start DATA FOR THIS EXERCISE

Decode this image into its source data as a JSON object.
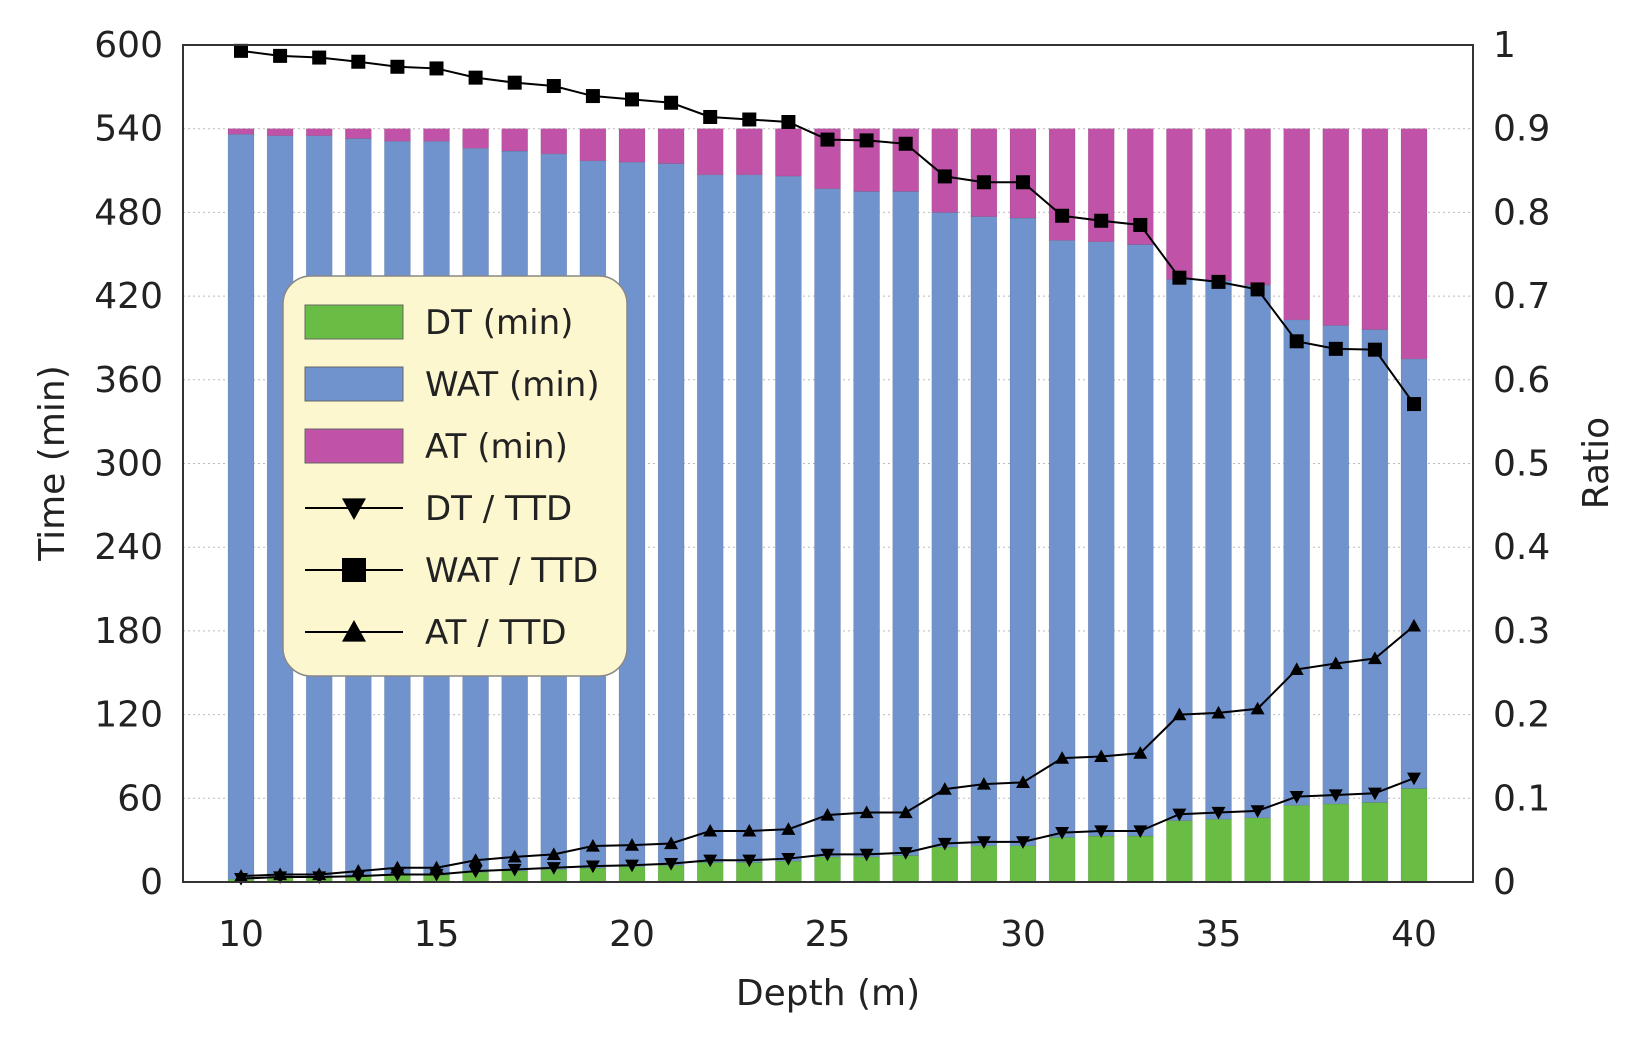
{
  "chart_data": {
    "type": "bar",
    "stacked": true,
    "xlabel": "Depth (m)",
    "ylabel": "Time (min)",
    "y2label": "Ratio",
    "ylim": [
      0,
      600
    ],
    "y2lim": [
      0,
      1
    ],
    "xlim": [
      10,
      40
    ],
    "x_ticks": [
      "10",
      "15",
      "20",
      "25",
      "30",
      "35",
      "40"
    ],
    "y_ticks": [
      "0",
      "60",
      "120",
      "180",
      "240",
      "300",
      "360",
      "420",
      "480",
      "540",
      "600"
    ],
    "y2_ticks": [
      "0",
      "0.1",
      "0.2",
      "0.3",
      "0.4",
      "0.5",
      "0.6",
      "0.7",
      "0.8",
      "0.9",
      "1"
    ],
    "grid": "horizontal dotted",
    "legend_position": "center-left",
    "x": [
      10,
      11,
      12,
      13,
      14,
      15,
      16,
      17,
      18,
      19,
      20,
      21,
      22,
      23,
      24,
      25,
      26,
      27,
      28,
      29,
      30,
      31,
      32,
      33,
      34,
      35,
      36,
      37,
      38,
      39,
      40
    ],
    "bar_series": [
      {
        "name": "DT (min)",
        "color": "#69bd45",
        "values": [
          2,
          3,
          3,
          4,
          5,
          5,
          7,
          8,
          9,
          10,
          11,
          12,
          14,
          14,
          15,
          18,
          18,
          19,
          25,
          26,
          26,
          32,
          33,
          33,
          44,
          45,
          46,
          55,
          56,
          57,
          67
        ]
      },
      {
        "name": "WAT (min)",
        "color": "#7193cd",
        "values": [
          534,
          532,
          532,
          529,
          526,
          526,
          519,
          516,
          513,
          507,
          505,
          503,
          493,
          493,
          491,
          479,
          477,
          476,
          455,
          451,
          450,
          428,
          426,
          424,
          388,
          386,
          382,
          348,
          343,
          339,
          308
        ]
      },
      {
        "name": "AT (min)",
        "color": "#c053a7",
        "values": [
          4,
          5,
          5,
          7,
          9,
          9,
          14,
          16,
          18,
          23,
          24,
          25,
          33,
          33,
          34,
          43,
          45,
          45,
          60,
          63,
          64,
          80,
          81,
          83,
          108,
          109,
          112,
          137,
          141,
          144,
          165
        ]
      }
    ],
    "line_series": [
      {
        "name": "DT / TTD",
        "marker": "triangle-down",
        "axis": "right",
        "values": [
          0.004,
          0.006,
          0.006,
          0.007,
          0.009,
          0.009,
          0.013,
          0.015,
          0.017,
          0.019,
          0.02,
          0.022,
          0.026,
          0.026,
          0.028,
          0.033,
          0.033,
          0.035,
          0.046,
          0.048,
          0.048,
          0.059,
          0.061,
          0.061,
          0.081,
          0.083,
          0.085,
          0.102,
          0.104,
          0.106,
          0.124
        ]
      },
      {
        "name": "WAT / TTD",
        "marker": "square",
        "axis": "right",
        "values": [
          0.993,
          0.987,
          0.985,
          0.98,
          0.974,
          0.972,
          0.961,
          0.955,
          0.951,
          0.939,
          0.935,
          0.931,
          0.914,
          0.911,
          0.908,
          0.887,
          0.886,
          0.882,
          0.843,
          0.836,
          0.836,
          0.796,
          0.79,
          0.785,
          0.722,
          0.717,
          0.708,
          0.646,
          0.637,
          0.636,
          0.571
        ]
      },
      {
        "name": "AT / TTD",
        "marker": "triangle-up",
        "axis": "right",
        "values": [
          0.007,
          0.009,
          0.009,
          0.013,
          0.017,
          0.017,
          0.026,
          0.03,
          0.033,
          0.043,
          0.044,
          0.046,
          0.061,
          0.061,
          0.063,
          0.08,
          0.083,
          0.083,
          0.111,
          0.117,
          0.119,
          0.148,
          0.15,
          0.154,
          0.2,
          0.202,
          0.207,
          0.254,
          0.261,
          0.267,
          0.306
        ]
      }
    ]
  }
}
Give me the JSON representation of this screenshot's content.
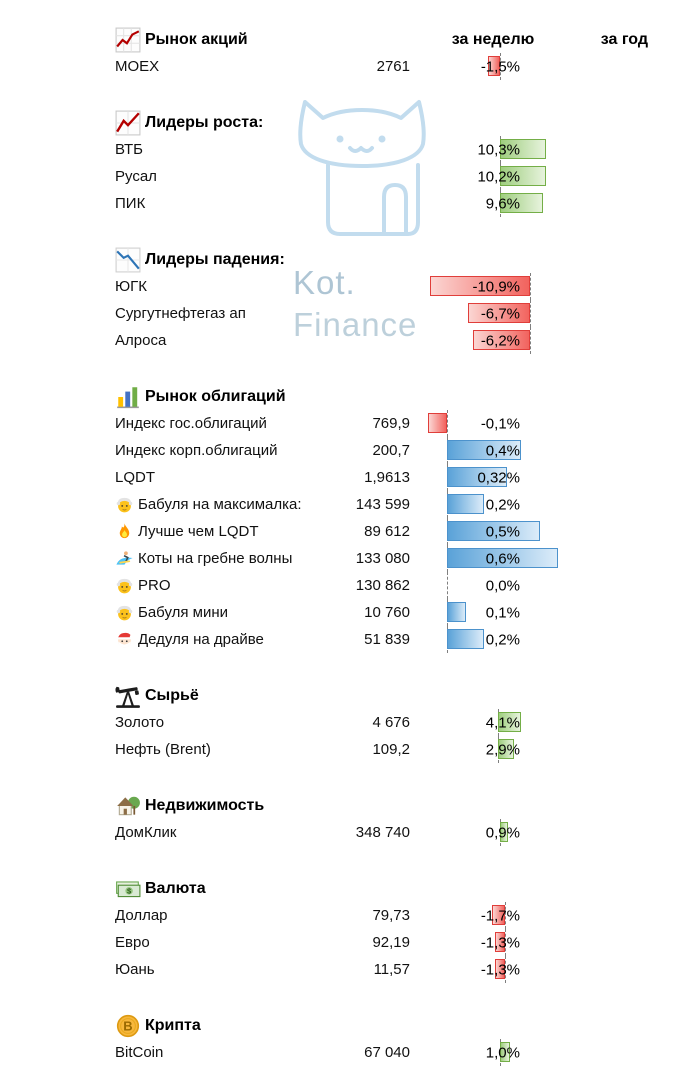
{
  "watermark": {
    "line1": "Kot.",
    "line2": "Finance"
  },
  "colors": {
    "positive_green": "#74ae47",
    "positive_blue": "#4c92cc",
    "negative_red": "#e03e3a",
    "watermark_blue": "#bcd8ec"
  },
  "chart_data": {
    "type": "table",
    "columns": {
      "week": "за неделю",
      "year": "за год"
    },
    "groups": [
      {
        "id": "stocks",
        "title": "Рынок акций",
        "icon": "stock-chart-icon",
        "bar_color": "green",
        "rows": [
          {
            "label": "MOEX",
            "value": "2761",
            "change": "-1,5%",
            "change_pct": -1.5
          }
        ]
      },
      {
        "id": "growth",
        "title": "Лидеры роста:",
        "icon": "growth-chart-icon",
        "bar_color": "green",
        "rows": [
          {
            "label": "ВТБ",
            "value": "",
            "change": "10,3%",
            "change_pct": 10.3
          },
          {
            "label": "Русал",
            "value": "",
            "change": "10,2%",
            "change_pct": 10.2
          },
          {
            "label": "ПИК",
            "value": "",
            "change": "9,6%",
            "change_pct": 9.6
          }
        ]
      },
      {
        "id": "fall",
        "title": "Лидеры падения:",
        "icon": "fall-chart-icon",
        "bar_color": "green",
        "rows": [
          {
            "label": "ЮГК",
            "value": "",
            "change": "-10,9%",
            "change_pct": -10.9
          },
          {
            "label": "Сургутнефтегаз ап",
            "value": "",
            "change": "-6,7%",
            "change_pct": -6.7
          },
          {
            "label": "Алроса",
            "value": "",
            "change": "-6,2%",
            "change_pct": -6.2
          }
        ]
      },
      {
        "id": "bonds",
        "title": "Рынок облигаций",
        "icon": "bond-chart-icon",
        "bar_color": "blue",
        "rows": [
          {
            "label": "Индекс гос.облигаций",
            "value": "769,9",
            "change": "-0,1%",
            "change_pct": -0.1
          },
          {
            "label": "Индекс корп.облигаций",
            "value": "200,7",
            "change": "0,4%",
            "change_pct": 0.4
          },
          {
            "label": "LQDT",
            "value": "1,9613",
            "change": "0,32%",
            "change_pct": 0.32
          },
          {
            "label": "Бабуля на максималка:",
            "icon": "grandma-icon",
            "value": "143 599",
            "change": "0,2%",
            "change_pct": 0.2
          },
          {
            "label": "Лучше чем LQDT",
            "icon": "fire-icon",
            "value": "89 612",
            "change": "0,5%",
            "change_pct": 0.5
          },
          {
            "label": "Коты на гребне волны",
            "icon": "surfer-icon",
            "value": "133 080",
            "change": "0,6%",
            "change_pct": 0.6
          },
          {
            "label": "PRO",
            "icon": "grandma-icon",
            "value": "130 862",
            "change": "0,0%",
            "change_pct": 0.0
          },
          {
            "label": "Бабуля мини",
            "icon": "grandma-icon",
            "value": "10 760",
            "change": "0,1%",
            "change_pct": 0.1
          },
          {
            "label": "Дедуля на драйве",
            "icon": "santa-icon",
            "value": "51 839",
            "change": "0,2%",
            "change_pct": 0.2
          }
        ]
      },
      {
        "id": "commodities",
        "title": "Сырьё",
        "icon": "oil-pump-icon",
        "bar_color": "green",
        "rows": [
          {
            "label": "Золото",
            "value": "4 676",
            "change": "4,1%",
            "change_pct": 4.1
          },
          {
            "label": "Нефть (Brent)",
            "value": "109,2",
            "change": "2,9%",
            "change_pct": 2.9
          }
        ]
      },
      {
        "id": "realestate",
        "title": "Недвижимость",
        "icon": "house-icon",
        "bar_color": "green",
        "rows": [
          {
            "label": "ДомКлик",
            "value": "348 740",
            "change": "0,9%",
            "change_pct": 0.9
          }
        ]
      },
      {
        "id": "currency",
        "title": "Валюта",
        "icon": "money-icon",
        "bar_color": "green",
        "rows": [
          {
            "label": "Доллар",
            "value": "79,73",
            "change": "-1,7%",
            "change_pct": -1.7
          },
          {
            "label": "Евро",
            "value": "92,19",
            "change": "-1,3%",
            "change_pct": -1.3
          },
          {
            "label": "Юань",
            "value": "11,57",
            "change": "-1,3%",
            "change_pct": -1.3
          }
        ]
      },
      {
        "id": "crypto",
        "title": "Крипта",
        "icon": "bitcoin-icon",
        "bar_color": "green",
        "rows": [
          {
            "label": "BitCoin",
            "value": "67 040",
            "change": "1,0%",
            "change_pct": 1.0
          }
        ]
      }
    ]
  }
}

end DATA FOR THIS EXERCISE

### PROMPT:
In the entries above, how many lines hold the word "triangle"? State the number and nothing else.

### WRITTEN ANSWER:
2